• [Document excerpt]:
■ ■ ■
When I read New Directions’ description of "The Shoe Tester of Frankfurt," I wanted to put the book back on the shelf and walk away. Here is why:
"The brief and poignant novel from Germany explores existential questions as its [nameless] 46-year-old narrator reflects on broken relationships and other failures, and struggles to come to terms with life."Recalling books with famous flaneurs, I imagined a "Ulysses" requiring an allusion dictionary next to me or a T. S. Eliot poem, heavily footnoted, evoking fear of eating peaches. Instead, Wilhelm Genazino has written a novel that is funny and full of hope.
In this novel translated by Philip Boehm and published in English in 2006, the Shoe Tester strolls the streets of Frankfurt during the 1980s, trying out new models for a luxury shoe company. His walks do not map city sights and there are few references to place names. Perhaps it is not irrelevant that the author moved to Frankfurt after the book - which won the top German literary prize in 2004 - was published.
The pace of the story feels like a series of leisurely walks filled with the intimate conversations of a man who talks with a long time friend as they walk off lunch. What emerges is a person like us – looking for a career or at least the means to make a living, hoping to find a successful relationship, trying to throw out the baggage from his childhood and searching for "authorization" or purpose to his life. His dominant thought is that he is in the world without knowing if he wants to be here: "Namely that I’m here in this world without my inner authorization. Strictly speaking, I’m still waiting for someone to ask me whether I really want to be here."
It seems implausible that he runs into so many ex-girl friends in a city the size of Frankfurt, but who cares? Each encounter brings out a poignant or funny story. An amusing sexual fetish runs through his encounters – his fascination with women’s breasts. Shoe Tester frequently reminisces about Susanne’s breasts, the first woman’s breasts he touched: "I know her bosom . . . from childhood but haven’t seen it or touched it for many years, so perhaps I can no longer claim I really know it. What a strange idea, anyway—wanting to ‘know’ a woman’s bosom!"
Susanne comes and goes in his life. She occupies his thoughts more than his latest ex-girl friend, Lisa, who left him her pension fund out of guilt for leaving him. When Lisa was there, he "could stop being so suspicious of my life the minute I entered my apartment." She answered the phone and dealt with his clients at the shoe factory.
■ ■ ■
• [Stated exercise 1]: According to the book review, why did the reviewer's first reaction to the publisher's description make them want to put the book back on the shelf? Answer in one to three sentences.
The review and the records come from separate sources.
■ ■ ■
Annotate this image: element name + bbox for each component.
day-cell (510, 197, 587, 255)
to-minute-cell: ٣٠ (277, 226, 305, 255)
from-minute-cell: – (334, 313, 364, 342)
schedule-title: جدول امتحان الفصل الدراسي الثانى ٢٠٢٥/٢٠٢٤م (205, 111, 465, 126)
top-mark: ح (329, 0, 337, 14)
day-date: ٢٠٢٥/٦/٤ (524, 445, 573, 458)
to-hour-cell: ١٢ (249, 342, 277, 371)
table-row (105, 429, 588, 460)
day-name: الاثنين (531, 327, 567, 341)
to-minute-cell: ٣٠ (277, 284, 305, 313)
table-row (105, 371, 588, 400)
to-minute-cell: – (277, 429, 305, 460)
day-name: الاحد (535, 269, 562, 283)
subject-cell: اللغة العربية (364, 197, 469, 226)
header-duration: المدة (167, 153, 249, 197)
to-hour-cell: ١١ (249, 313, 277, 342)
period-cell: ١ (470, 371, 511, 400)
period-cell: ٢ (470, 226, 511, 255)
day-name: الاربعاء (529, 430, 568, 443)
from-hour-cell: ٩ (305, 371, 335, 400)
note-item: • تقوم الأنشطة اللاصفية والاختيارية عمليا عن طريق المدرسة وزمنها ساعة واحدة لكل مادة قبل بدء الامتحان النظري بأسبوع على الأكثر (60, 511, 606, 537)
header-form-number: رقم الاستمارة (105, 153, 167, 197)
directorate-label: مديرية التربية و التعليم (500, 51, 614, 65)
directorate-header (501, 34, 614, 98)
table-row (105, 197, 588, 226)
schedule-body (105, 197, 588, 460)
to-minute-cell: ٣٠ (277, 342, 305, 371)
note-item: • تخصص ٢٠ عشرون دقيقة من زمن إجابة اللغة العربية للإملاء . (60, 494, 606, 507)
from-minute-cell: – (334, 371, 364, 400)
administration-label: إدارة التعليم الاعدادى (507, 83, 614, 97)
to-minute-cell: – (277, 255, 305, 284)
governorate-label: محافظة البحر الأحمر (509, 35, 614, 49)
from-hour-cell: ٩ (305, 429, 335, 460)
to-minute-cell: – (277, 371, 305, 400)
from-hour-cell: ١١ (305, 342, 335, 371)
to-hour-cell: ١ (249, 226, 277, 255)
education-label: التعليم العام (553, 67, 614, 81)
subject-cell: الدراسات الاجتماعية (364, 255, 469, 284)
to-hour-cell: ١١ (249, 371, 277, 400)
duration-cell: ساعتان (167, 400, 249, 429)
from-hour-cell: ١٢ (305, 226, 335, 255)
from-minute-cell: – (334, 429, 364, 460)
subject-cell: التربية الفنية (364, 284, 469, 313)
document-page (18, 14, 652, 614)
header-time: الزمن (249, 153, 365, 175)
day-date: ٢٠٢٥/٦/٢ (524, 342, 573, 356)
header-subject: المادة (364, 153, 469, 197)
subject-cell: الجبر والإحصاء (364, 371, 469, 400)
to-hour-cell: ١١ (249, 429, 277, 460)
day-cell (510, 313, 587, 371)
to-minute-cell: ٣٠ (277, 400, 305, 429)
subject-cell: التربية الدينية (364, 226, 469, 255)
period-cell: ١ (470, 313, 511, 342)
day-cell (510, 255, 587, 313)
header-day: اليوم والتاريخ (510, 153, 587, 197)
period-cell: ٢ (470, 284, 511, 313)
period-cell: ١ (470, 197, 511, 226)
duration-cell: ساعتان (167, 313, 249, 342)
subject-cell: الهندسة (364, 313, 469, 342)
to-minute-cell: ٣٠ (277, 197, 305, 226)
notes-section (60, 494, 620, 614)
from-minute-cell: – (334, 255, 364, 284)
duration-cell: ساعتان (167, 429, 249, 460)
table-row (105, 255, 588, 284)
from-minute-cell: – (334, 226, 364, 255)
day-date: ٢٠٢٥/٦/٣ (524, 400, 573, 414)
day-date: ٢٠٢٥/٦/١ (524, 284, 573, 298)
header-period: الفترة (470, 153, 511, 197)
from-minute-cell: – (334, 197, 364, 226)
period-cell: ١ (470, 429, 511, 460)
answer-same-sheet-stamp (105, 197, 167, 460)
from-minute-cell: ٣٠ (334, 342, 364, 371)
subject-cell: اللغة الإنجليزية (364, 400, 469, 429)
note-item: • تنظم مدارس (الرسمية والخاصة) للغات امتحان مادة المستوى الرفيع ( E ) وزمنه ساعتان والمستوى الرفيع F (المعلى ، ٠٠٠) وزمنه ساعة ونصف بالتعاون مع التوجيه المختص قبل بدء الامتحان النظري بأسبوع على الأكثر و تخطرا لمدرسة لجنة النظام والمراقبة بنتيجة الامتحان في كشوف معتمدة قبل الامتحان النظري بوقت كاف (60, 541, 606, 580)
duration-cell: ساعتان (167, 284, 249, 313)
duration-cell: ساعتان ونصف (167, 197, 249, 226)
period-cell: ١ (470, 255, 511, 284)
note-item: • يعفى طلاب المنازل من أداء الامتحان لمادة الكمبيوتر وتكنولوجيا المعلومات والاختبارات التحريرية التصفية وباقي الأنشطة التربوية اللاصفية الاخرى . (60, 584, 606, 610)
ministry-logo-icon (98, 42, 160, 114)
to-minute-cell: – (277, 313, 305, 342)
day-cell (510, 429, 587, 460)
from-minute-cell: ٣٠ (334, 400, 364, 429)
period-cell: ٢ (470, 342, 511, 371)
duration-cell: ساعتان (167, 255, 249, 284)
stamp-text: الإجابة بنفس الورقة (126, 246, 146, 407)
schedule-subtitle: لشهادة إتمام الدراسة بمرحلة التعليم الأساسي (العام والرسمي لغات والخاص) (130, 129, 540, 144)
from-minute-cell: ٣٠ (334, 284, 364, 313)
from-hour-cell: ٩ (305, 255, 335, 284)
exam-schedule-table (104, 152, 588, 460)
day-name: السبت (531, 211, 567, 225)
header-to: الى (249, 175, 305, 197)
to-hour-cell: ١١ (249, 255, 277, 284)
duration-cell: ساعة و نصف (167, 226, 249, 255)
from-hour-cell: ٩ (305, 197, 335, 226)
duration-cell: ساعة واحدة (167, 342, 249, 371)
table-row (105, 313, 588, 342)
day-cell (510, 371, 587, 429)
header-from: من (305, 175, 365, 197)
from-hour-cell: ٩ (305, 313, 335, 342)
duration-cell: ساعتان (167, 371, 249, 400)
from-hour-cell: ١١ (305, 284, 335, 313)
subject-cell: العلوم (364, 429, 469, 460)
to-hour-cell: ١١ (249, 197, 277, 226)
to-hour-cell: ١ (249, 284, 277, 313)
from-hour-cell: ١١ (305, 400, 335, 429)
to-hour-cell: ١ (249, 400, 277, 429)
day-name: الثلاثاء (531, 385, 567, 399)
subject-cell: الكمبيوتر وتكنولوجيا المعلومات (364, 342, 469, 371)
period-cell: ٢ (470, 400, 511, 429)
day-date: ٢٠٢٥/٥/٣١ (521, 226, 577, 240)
■ ■ ■
• [Stated exercise 2]: Retype the lines of the records, starting with the first one and going on through the line with "schedule-body (105, 197, 588, 460)", both ends included.

• [Correct result 1]: The description called it a brief, poignant novel about existential questions, a narrator's broken relationships and failures, and his struggle to come to terms with life. It made the reviewer think of books with famous flaneurs and picture something like "Ulysses," which would need an allusion dictionary, or a heavily footnoted T. S. Eliot poem.

• [Correct result 2]:
Annotate this image: element name + bbox for each component.
day-cell (510, 197, 587, 255)
to-minute-cell: ٣٠ (277, 226, 305, 255)
from-minute-cell: – (334, 313, 364, 342)
schedule-title: جدول امتحان الفصل الدراسي الثانى ٢٠٢٥/٢٠٢٤م (205, 111, 465, 126)
top-mark: ح (329, 0, 337, 14)
day-date: ٢٠٢٥/٦/٤ (524, 445, 573, 458)
to-hour-cell: ١٢ (249, 342, 277, 371)
table-row (105, 429, 588, 460)
day-name: الاثنين (531, 327, 567, 341)
to-minute-cell: ٣٠ (277, 284, 305, 313)
table-row (105, 371, 588, 400)
to-minute-cell: – (277, 429, 305, 460)
day-name: الاحد (535, 269, 562, 283)
subject-cell: اللغة العربية (364, 197, 469, 226)
header-duration: المدة (167, 153, 249, 197)
to-hour-cell: ١١ (249, 313, 277, 342)
period-cell: ١ (470, 371, 511, 400)
period-cell: ٢ (470, 226, 511, 255)
day-name: الاربعاء (529, 430, 568, 443)
from-hour-cell: ٩ (305, 371, 335, 400)
note-item: • تقوم الأنشطة اللاصفية والاختيارية عمليا عن طريق المدرسة وزمنها ساعة واحدة لكل مادة قبل بدء الامتحان النظري بأسبوع على الأكثر (60, 511, 606, 537)
header-form-number: رقم الاستمارة (105, 153, 167, 197)
directorate-label: مديرية التربية و التعليم (500, 51, 614, 65)
directorate-header (501, 34, 614, 98)
table-row (105, 197, 588, 226)
schedule-body (105, 197, 588, 460)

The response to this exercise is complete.